Copy each line below without leaving any out.

Dataset listings of figures:
[Begin]
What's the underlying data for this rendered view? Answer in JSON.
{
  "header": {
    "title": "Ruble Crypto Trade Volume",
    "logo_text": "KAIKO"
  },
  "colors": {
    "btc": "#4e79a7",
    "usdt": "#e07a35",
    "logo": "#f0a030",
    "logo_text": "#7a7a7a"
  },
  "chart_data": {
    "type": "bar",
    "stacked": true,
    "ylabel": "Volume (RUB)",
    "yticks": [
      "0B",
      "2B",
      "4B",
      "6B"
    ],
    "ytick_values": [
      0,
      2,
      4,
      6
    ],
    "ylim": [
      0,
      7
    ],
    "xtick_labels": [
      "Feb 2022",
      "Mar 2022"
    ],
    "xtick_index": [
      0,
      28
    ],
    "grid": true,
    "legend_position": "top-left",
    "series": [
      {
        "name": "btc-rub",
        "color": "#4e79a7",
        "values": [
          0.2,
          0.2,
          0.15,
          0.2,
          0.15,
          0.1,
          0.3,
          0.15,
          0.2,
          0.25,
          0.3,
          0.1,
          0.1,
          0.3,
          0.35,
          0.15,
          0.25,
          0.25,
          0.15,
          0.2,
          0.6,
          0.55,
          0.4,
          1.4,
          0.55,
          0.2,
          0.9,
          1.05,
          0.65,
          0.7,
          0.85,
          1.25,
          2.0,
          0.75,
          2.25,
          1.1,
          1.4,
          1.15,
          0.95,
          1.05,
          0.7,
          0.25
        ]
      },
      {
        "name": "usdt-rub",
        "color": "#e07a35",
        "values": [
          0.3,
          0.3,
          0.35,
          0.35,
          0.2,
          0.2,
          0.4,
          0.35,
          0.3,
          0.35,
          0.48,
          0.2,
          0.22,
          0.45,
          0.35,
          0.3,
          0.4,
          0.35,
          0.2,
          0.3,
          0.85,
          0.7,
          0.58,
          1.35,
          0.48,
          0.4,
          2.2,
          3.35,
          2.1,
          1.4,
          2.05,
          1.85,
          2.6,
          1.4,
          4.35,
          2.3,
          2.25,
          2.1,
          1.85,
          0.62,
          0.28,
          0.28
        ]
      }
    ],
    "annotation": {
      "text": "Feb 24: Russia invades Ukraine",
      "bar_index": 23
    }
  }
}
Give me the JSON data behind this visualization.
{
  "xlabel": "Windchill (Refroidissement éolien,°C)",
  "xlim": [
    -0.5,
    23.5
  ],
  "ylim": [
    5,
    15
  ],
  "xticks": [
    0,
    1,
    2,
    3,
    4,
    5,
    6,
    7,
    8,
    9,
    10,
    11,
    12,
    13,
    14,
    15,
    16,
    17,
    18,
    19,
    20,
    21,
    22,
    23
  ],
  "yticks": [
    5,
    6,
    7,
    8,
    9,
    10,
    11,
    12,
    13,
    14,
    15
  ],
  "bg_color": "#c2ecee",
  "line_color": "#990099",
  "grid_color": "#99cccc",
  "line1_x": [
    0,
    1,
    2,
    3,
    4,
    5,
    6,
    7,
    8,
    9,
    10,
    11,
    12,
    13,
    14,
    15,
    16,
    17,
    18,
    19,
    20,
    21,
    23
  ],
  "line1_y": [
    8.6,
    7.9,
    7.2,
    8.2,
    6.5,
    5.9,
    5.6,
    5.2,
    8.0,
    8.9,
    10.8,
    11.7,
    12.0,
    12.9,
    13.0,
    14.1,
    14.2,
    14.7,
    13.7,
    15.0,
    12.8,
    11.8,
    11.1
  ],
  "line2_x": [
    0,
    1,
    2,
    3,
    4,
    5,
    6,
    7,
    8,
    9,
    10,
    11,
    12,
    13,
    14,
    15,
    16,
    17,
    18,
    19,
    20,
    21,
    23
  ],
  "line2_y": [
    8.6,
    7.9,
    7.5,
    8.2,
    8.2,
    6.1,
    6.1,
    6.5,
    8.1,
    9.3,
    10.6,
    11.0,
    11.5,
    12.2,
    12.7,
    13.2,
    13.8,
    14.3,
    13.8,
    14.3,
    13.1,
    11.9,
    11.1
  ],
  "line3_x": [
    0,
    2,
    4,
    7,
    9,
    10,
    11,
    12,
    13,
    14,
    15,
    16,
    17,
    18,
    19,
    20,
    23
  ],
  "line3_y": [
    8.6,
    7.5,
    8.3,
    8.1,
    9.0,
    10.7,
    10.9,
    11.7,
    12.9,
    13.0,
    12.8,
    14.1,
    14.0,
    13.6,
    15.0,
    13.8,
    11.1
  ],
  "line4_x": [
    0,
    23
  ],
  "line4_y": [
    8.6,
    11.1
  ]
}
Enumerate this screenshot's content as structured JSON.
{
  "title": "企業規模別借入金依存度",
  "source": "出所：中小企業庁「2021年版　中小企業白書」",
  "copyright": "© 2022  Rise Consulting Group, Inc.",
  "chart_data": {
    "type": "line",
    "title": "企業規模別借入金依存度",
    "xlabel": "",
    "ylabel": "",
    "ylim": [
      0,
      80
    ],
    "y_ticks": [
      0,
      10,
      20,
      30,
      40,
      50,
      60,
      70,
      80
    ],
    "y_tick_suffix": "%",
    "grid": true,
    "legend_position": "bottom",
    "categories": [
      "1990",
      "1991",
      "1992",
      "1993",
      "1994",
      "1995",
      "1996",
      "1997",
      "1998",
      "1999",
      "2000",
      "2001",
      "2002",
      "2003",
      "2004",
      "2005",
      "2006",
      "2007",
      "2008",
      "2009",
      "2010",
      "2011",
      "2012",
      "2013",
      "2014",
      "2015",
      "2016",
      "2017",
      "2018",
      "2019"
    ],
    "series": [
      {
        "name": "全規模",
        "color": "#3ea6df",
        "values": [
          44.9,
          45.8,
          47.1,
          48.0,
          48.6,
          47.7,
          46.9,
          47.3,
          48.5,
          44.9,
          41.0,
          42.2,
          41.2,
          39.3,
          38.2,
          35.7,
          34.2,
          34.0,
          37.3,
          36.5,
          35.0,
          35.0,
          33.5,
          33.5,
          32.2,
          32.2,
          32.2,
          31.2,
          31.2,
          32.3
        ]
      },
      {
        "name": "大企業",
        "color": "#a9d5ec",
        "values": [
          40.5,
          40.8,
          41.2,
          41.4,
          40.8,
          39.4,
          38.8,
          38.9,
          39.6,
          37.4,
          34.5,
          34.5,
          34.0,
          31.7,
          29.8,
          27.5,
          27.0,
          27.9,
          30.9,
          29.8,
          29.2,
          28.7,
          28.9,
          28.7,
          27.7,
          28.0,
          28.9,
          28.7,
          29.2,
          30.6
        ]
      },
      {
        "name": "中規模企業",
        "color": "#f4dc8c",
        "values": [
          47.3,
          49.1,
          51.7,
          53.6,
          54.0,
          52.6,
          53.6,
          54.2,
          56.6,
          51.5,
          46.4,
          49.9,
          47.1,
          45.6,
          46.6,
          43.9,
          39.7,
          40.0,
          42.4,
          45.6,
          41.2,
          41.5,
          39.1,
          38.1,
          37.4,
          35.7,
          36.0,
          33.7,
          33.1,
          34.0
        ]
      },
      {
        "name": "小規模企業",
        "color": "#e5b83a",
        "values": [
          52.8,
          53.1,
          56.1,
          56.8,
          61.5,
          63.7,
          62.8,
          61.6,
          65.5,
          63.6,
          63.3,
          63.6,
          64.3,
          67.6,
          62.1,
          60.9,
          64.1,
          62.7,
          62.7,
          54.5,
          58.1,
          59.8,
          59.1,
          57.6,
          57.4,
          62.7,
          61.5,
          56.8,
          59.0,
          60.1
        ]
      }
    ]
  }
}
[End]
COMPLETE ANSWER:
What's the underlying data for this rendered view? Answer in JSON.
{
  "header": {
    "title": "Ruble Crypto Trade Volume",
    "logo_text": "KAIKO"
  },
  "colors": {
    "btc": "#4e79a7",
    "usdt": "#e07a35",
    "logo": "#f0a030",
    "logo_text": "#7a7a7a"
  },
  "chart_data": {
    "type": "bar",
    "stacked": true,
    "ylabel": "Volume (RUB)",
    "yticks": [
      "0B",
      "2B",
      "4B",
      "6B"
    ],
    "ytick_values": [
      0,
      2,
      4,
      6
    ],
    "ylim": [
      0,
      7
    ],
    "xtick_labels": [
      "Feb 2022",
      "Mar 2022"
    ],
    "xtick_index": [
      0,
      28
    ],
    "grid": true,
    "legend_position": "top-left",
    "series": [
      {
        "name": "btc-rub",
        "color": "#4e79a7",
        "values": [
          0.2,
          0.2,
          0.15,
          0.2,
          0.15,
          0.1,
          0.3,
          0.15,
          0.2,
          0.25,
          0.3,
          0.1,
          0.1,
          0.3,
          0.35,
          0.15,
          0.25,
          0.25,
          0.15,
          0.2,
          0.6,
          0.55,
          0.4,
          1.4,
          0.55,
          0.2,
          0.9,
          1.05,
          0.65,
          0.7,
          0.85,
          1.25,
          2.0,
          0.75,
          2.25,
          1.1,
          1.4,
          1.15,
          0.95,
          1.05,
          0.7,
          0.25
        ]
      },
      {
        "name": "usdt-rub",
        "color": "#e07a35",
        "values": [
          0.3,
          0.3,
          0.35,
          0.35,
          0.2,
          0.2,
          0.4,
          0.35,
          0.3,
          0.35,
          0.48,
          0.2,
          0.22,
          0.45,
          0.35,
          0.3,
          0.4,
          0.35,
          0.2,
          0.3,
          0.85,
          0.7,
          0.58,
          1.35,
          0.48,
          0.4,
          2.2,
          3.35,
          2.1,
          1.4,
          2.05,
          1.85,
          2.6,
          1.4,
          4.35,
          2.3,
          2.25,
          2.1,
          1.85,
          0.62,
          0.28,
          0.28
        ]
      }
    ],
    "annotation": {
      "text": "Feb 24: Russia invades Ukraine",
      "bar_index": 23
    }
  }
}
Give me the JSON data behind this visualization.
{
  "xlabel": "Windchill (Refroidissement éolien,°C)",
  "xlim": [
    -0.5,
    23.5
  ],
  "ylim": [
    5,
    15
  ],
  "xticks": [
    0,
    1,
    2,
    3,
    4,
    5,
    6,
    7,
    8,
    9,
    10,
    11,
    12,
    13,
    14,
    15,
    16,
    17,
    18,
    19,
    20,
    21,
    22,
    23
  ],
  "yticks": [
    5,
    6,
    7,
    8,
    9,
    10,
    11,
    12,
    13,
    14,
    15
  ],
  "bg_color": "#c2ecee",
  "line_color": "#990099",
  "grid_color": "#99cccc",
  "line1_x": [
    0,
    1,
    2,
    3,
    4,
    5,
    6,
    7,
    8,
    9,
    10,
    11,
    12,
    13,
    14,
    15,
    16,
    17,
    18,
    19,
    20,
    21,
    23
  ],
  "line1_y": [
    8.6,
    7.9,
    7.2,
    8.2,
    6.5,
    5.9,
    5.6,
    5.2,
    8.0,
    8.9,
    10.8,
    11.7,
    12.0,
    12.9,
    13.0,
    14.1,
    14.2,
    14.7,
    13.7,
    15.0,
    12.8,
    11.8,
    11.1
  ],
  "line2_x": [
    0,
    1,
    2,
    3,
    4,
    5,
    6,
    7,
    8,
    9,
    10,
    11,
    12,
    13,
    14,
    15,
    16,
    17,
    18,
    19,
    20,
    21,
    23
  ],
  "line2_y": [
    8.6,
    7.9,
    7.5,
    8.2,
    8.2,
    6.1,
    6.1,
    6.5,
    8.1,
    9.3,
    10.6,
    11.0,
    11.5,
    12.2,
    12.7,
    13.2,
    13.8,
    14.3,
    13.8,
    14.3,
    13.1,
    11.9,
    11.1
  ],
  "line3_x": [
    0,
    2,
    4,
    7,
    9,
    10,
    11,
    12,
    13,
    14,
    15,
    16,
    17,
    18,
    19,
    20,
    23
  ],
  "line3_y": [
    8.6,
    7.5,
    8.3,
    8.1,
    9.0,
    10.7,
    10.9,
    11.7,
    12.9,
    13.0,
    12.8,
    14.1,
    14.0,
    13.6,
    15.0,
    13.8,
    11.1
  ],
  "line4_x": [
    0,
    23
  ],
  "line4_y": [
    8.6,
    11.1
  ]
}
Enumerate this screenshot's content as structured JSON.
{
  "title": "企業規模別借入金依存度",
  "source": "出所：中小企業庁「2021年版　中小企業白書」",
  "copyright": "© 2022  Rise Consulting Group, Inc.",
  "chart_data": {
    "type": "line",
    "title": "企業規模別借入金依存度",
    "xlabel": "",
    "ylabel": "",
    "ylim": [
      0,
      80
    ],
    "y_ticks": [
      0,
      10,
      20,
      30,
      40,
      50,
      60,
      70,
      80
    ],
    "y_tick_suffix": "%",
    "grid": true,
    "legend_position": "bottom",
    "categories": [
      "1990",
      "1991",
      "1992",
      "1993",
      "1994",
      "1995",
      "1996",
      "1997",
      "1998",
      "1999",
      "2000",
      "2001",
      "2002",
      "2003",
      "2004",
      "2005",
      "2006",
      "2007",
      "2008",
      "2009",
      "2010",
      "2011",
      "2012",
      "2013",
      "2014",
      "2015",
      "2016",
      "2017",
      "2018",
      "2019"
    ],
    "series": [
      {
        "name": "全規模",
        "color": "#3ea6df",
        "values": [
          44.9,
          45.8,
          47.1,
          48.0,
          48.6,
          47.7,
          46.9,
          47.3,
          48.5,
          44.9,
          41.0,
          42.2,
          41.2,
          39.3,
          38.2,
          35.7,
          34.2,
          34.0,
          37.3,
          36.5,
          35.0,
          35.0,
          33.5,
          33.5,
          32.2,
          32.2,
          32.2,
          31.2,
          31.2,
          32.3
        ]
      },
      {
        "name": "大企業",
        "color": "#a9d5ec",
        "values": [
          40.5,
          40.8,
          41.2,
          41.4,
          40.8,
          39.4,
          38.8,
          38.9,
          39.6,
          37.4,
          34.5,
          34.5,
          34.0,
          31.7,
          29.8,
          27.5,
          27.0,
          27.9,
          30.9,
          29.8,
          29.2,
          28.7,
          28.9,
          28.7,
          27.7,
          28.0,
          28.9,
          28.7,
          29.2,
          30.6
        ]
      },
      {
        "name": "中規模企業",
        "color": "#f4dc8c",
        "values": [
          47.3,
          49.1,
          51.7,
          53.6,
          54.0,
          52.6,
          53.6,
          54.2,
          56.6,
          51.5,
          46.4,
          49.9,
          47.1,
          45.6,
          46.6,
          43.9,
          39.7,
          40.0,
          42.4,
          45.6,
          41.2,
          41.5,
          39.1,
          38.1,
          37.4,
          35.7,
          36.0,
          33.7,
          33.1,
          34.0
        ]
      },
      {
        "name": "小規模企業",
        "color": "#e5b83a",
        "values": [
          52.8,
          53.1,
          56.1,
          56.8,
          61.5,
          63.7,
          62.8,
          61.6,
          65.5,
          63.6,
          63.3,
          63.6,
          64.3,
          67.6,
          62.1,
          60.9,
          64.1,
          62.7,
          62.7,
          54.5,
          58.1,
          59.8,
          59.1,
          57.6,
          57.4,
          62.7,
          61.5,
          56.8,
          59.0,
          60.1
        ]
      }
    ]
  }
}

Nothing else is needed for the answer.